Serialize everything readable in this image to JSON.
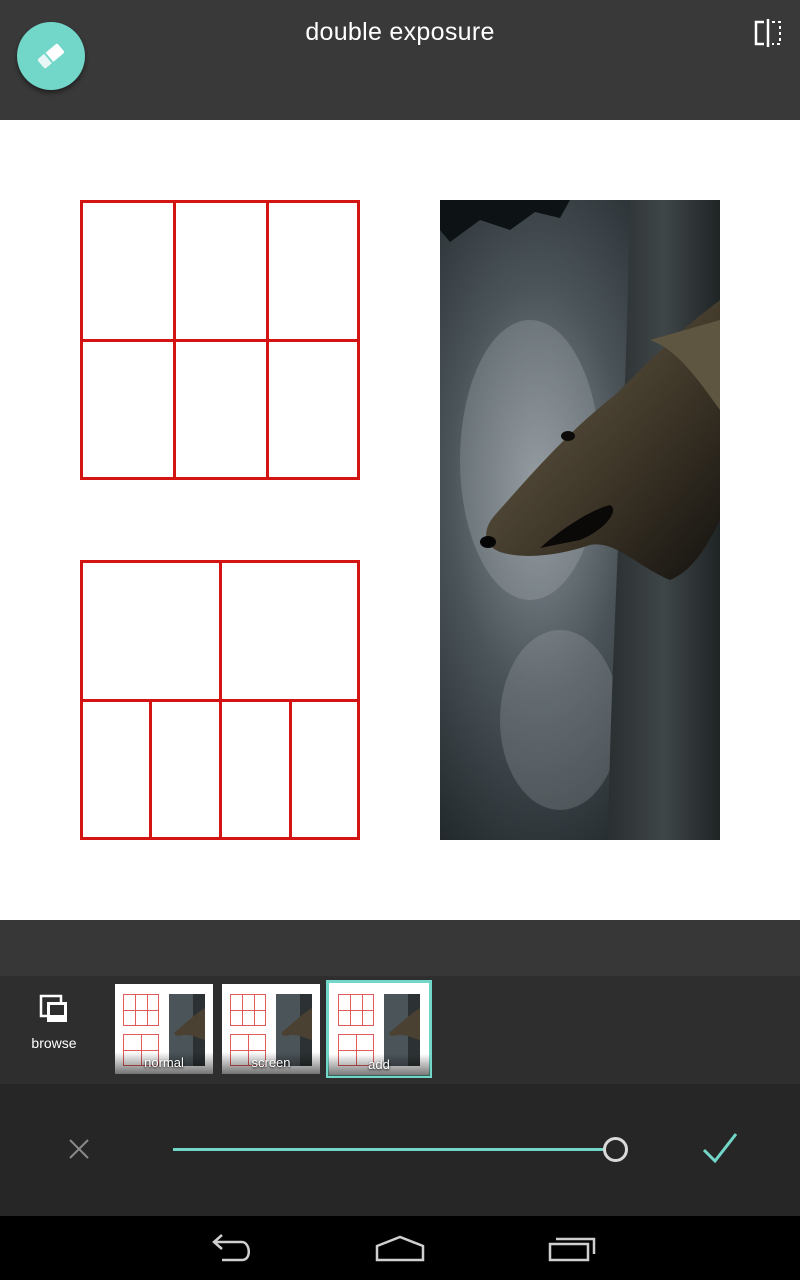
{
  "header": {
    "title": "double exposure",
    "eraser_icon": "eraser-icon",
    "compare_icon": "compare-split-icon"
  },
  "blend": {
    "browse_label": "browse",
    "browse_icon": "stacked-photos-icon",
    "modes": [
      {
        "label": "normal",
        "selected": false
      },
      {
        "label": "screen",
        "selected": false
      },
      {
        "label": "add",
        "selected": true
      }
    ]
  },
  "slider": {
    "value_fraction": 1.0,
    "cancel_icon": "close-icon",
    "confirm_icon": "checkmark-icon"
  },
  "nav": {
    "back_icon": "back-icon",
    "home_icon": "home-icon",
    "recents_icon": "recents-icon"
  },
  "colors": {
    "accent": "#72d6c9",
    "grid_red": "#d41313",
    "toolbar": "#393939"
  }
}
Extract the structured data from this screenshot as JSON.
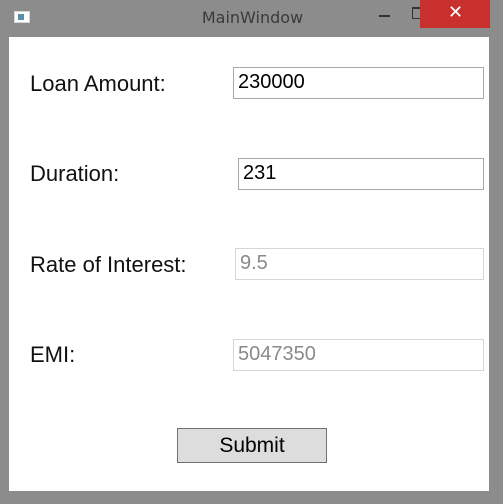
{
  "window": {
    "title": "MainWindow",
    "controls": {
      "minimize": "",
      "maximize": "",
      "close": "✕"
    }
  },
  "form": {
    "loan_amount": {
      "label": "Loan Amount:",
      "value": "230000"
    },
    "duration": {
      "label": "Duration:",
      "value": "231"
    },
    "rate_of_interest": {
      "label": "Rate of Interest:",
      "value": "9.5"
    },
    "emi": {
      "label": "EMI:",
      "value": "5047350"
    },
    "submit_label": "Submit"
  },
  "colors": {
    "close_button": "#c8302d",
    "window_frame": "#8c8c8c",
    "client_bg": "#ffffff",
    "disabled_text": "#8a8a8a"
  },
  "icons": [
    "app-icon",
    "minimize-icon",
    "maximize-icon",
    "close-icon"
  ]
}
========================
What needs to be done:
Output only the lines from the line that contains "Extract the structured" through the end of the material, both ends included, and skip every picture.

Written reply:
Extract the structured data from this screenshot as JSON.
{
  "window": {
    "title": "MainWindow",
    "controls": {
      "minimize": "",
      "maximize": "",
      "close": "✕"
    }
  },
  "form": {
    "loan_amount": {
      "label": "Loan Amount:",
      "value": "230000"
    },
    "duration": {
      "label": "Duration:",
      "value": "231"
    },
    "rate_of_interest": {
      "label": "Rate of Interest:",
      "value": "9.5"
    },
    "emi": {
      "label": "EMI:",
      "value": "5047350"
    },
    "submit_label": "Submit"
  },
  "colors": {
    "close_button": "#c8302d",
    "window_frame": "#8c8c8c",
    "client_bg": "#ffffff",
    "disabled_text": "#8a8a8a"
  },
  "icons": [
    "app-icon",
    "minimize-icon",
    "maximize-icon",
    "close-icon"
  ]
}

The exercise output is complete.